Required work: Show all lines of the listing that hold the word "date".

Data listing:

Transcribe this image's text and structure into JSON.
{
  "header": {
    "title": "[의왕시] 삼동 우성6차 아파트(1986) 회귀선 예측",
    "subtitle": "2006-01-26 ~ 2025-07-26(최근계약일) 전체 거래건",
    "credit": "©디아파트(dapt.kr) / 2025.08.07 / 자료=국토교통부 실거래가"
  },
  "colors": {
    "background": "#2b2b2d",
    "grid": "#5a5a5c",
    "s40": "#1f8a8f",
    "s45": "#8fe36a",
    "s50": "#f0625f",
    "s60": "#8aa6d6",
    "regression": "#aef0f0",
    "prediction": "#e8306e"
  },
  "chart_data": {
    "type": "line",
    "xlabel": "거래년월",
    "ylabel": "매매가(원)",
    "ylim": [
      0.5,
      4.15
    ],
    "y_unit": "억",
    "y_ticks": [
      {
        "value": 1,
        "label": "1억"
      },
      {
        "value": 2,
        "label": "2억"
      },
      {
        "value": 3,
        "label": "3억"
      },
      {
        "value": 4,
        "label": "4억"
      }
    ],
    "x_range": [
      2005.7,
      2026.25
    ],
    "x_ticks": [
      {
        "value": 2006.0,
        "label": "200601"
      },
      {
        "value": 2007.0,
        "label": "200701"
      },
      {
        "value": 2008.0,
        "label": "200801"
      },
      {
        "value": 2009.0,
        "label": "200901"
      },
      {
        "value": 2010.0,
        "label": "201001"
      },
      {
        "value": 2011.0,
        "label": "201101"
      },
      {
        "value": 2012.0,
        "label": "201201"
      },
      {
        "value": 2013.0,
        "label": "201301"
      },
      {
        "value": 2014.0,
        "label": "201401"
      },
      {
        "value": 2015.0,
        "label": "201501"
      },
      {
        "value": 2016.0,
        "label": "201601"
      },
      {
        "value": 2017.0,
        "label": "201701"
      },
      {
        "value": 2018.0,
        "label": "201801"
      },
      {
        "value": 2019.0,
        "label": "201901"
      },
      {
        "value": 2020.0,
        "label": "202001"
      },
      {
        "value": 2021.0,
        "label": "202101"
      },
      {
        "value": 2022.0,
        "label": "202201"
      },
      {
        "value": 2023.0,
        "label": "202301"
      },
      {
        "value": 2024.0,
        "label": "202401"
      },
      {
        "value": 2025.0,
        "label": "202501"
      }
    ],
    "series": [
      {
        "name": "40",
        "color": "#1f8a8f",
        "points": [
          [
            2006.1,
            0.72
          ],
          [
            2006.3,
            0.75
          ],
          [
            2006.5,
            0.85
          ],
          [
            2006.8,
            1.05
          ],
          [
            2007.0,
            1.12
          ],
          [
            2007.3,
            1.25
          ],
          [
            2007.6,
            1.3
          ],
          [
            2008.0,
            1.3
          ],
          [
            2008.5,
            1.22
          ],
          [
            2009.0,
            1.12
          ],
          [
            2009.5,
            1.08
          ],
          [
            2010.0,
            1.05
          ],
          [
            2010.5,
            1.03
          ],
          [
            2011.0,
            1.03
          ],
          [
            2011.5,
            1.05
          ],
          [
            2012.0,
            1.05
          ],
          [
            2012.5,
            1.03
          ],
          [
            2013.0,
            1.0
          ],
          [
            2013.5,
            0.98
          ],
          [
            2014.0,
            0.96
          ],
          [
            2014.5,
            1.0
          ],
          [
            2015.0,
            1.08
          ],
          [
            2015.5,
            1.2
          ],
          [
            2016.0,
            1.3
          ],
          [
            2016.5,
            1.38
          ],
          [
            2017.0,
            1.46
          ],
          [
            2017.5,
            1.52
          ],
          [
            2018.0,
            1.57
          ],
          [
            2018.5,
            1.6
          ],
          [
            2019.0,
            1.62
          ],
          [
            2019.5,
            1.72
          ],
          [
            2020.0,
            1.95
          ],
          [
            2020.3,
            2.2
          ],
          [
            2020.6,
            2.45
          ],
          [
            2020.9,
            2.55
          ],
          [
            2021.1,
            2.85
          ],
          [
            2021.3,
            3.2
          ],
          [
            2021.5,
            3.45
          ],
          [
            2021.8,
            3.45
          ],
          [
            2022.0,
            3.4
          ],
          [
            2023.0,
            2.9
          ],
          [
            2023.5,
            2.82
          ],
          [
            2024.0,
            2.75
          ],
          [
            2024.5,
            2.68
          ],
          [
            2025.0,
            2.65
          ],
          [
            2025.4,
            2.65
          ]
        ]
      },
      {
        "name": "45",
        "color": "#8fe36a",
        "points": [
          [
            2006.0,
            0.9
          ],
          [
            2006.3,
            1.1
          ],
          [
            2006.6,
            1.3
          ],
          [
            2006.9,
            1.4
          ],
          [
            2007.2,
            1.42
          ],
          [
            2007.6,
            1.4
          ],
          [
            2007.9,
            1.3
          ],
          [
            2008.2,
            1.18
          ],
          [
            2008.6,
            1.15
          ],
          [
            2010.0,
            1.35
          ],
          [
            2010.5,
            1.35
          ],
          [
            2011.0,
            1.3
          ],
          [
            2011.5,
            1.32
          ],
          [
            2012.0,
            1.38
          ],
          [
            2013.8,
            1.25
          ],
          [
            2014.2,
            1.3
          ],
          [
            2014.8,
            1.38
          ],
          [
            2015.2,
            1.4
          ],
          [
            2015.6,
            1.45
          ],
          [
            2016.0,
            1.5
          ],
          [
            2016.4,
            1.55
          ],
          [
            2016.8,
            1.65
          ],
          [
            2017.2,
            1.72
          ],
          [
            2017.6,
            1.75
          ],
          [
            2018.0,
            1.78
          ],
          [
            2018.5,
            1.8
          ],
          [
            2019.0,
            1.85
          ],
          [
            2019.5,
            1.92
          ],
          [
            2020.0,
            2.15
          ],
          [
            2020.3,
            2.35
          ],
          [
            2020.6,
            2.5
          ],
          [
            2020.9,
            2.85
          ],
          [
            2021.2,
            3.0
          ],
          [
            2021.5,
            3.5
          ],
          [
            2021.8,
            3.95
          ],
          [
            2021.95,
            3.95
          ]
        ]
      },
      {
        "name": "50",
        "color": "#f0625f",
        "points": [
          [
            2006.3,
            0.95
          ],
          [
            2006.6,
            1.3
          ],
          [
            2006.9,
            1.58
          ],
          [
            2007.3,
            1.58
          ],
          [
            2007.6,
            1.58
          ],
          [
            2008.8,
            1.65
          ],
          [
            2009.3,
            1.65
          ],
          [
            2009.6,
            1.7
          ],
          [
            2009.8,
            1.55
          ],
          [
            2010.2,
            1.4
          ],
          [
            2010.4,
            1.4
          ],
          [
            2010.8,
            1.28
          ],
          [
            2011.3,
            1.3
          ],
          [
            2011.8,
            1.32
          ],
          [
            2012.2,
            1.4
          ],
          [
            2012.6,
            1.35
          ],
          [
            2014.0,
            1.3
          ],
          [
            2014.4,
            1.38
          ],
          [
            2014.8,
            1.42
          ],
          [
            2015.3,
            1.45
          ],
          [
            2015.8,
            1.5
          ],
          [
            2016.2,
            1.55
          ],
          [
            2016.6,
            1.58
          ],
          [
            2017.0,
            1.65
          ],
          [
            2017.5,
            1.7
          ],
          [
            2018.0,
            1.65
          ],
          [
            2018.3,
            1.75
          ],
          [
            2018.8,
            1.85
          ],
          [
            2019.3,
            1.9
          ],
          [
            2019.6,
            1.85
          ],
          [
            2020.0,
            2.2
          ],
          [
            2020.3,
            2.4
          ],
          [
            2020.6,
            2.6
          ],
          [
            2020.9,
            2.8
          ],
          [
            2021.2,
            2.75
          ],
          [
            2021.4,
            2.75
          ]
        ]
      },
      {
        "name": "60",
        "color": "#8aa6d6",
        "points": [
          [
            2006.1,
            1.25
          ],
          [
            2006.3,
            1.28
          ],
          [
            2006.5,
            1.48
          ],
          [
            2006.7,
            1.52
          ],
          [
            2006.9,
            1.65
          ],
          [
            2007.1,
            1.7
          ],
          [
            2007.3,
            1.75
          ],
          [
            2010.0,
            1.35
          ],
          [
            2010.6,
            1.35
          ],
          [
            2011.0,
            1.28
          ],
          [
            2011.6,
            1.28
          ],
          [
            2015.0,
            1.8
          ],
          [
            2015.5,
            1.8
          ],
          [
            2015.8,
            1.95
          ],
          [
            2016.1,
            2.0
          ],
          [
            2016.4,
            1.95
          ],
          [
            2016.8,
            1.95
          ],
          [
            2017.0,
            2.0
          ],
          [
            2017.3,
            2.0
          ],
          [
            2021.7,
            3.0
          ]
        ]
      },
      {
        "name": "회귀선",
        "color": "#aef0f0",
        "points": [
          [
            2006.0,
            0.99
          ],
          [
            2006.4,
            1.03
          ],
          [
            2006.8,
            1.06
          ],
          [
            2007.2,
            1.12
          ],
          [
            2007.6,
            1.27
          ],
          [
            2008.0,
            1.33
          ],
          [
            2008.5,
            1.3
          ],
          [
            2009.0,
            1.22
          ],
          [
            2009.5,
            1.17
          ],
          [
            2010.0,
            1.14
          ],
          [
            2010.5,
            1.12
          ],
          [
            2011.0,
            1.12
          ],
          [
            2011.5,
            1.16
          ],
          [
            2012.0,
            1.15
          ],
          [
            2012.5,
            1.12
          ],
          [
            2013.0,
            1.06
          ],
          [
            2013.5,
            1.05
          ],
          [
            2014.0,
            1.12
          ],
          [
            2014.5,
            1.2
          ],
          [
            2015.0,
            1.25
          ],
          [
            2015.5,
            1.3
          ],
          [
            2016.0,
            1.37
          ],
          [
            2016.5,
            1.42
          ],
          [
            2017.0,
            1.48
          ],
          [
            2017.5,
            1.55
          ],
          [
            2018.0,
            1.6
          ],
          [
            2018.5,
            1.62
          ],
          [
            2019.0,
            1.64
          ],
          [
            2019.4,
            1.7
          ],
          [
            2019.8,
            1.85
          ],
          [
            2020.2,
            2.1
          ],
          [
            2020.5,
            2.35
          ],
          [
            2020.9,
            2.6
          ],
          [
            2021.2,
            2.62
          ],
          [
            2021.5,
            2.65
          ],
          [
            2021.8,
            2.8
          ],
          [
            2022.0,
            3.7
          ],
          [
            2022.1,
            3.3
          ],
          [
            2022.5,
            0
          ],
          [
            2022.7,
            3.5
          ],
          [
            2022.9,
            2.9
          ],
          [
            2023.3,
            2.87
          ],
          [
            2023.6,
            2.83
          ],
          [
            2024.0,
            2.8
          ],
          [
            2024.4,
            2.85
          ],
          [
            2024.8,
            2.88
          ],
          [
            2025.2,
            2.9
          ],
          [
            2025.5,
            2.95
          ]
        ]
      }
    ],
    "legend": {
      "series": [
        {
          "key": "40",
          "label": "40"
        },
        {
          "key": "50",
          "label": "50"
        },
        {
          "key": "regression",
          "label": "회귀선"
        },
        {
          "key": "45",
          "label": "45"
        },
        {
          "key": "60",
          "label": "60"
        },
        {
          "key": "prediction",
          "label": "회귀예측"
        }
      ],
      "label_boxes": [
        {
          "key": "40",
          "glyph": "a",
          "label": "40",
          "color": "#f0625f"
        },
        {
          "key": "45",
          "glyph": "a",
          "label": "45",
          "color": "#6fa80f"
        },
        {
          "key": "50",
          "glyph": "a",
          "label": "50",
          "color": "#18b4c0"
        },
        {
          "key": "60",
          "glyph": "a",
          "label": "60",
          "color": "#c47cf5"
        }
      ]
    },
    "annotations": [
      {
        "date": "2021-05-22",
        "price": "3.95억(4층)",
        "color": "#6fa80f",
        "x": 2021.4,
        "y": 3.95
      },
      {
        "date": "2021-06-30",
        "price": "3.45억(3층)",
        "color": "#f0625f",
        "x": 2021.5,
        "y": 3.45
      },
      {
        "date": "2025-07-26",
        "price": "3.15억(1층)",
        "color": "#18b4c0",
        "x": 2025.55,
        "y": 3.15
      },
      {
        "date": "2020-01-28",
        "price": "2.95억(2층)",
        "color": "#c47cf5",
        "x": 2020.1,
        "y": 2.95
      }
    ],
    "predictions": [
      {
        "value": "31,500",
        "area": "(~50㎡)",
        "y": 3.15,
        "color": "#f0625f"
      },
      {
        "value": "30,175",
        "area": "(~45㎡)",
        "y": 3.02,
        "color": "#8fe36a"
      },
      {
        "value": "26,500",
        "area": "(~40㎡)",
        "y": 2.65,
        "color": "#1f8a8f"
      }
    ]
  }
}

Exercise result:
        "date": "2021-05-22",
        "date": "2021-06-30",
        "date": "2025-07-26",
        "date": "2020-01-28",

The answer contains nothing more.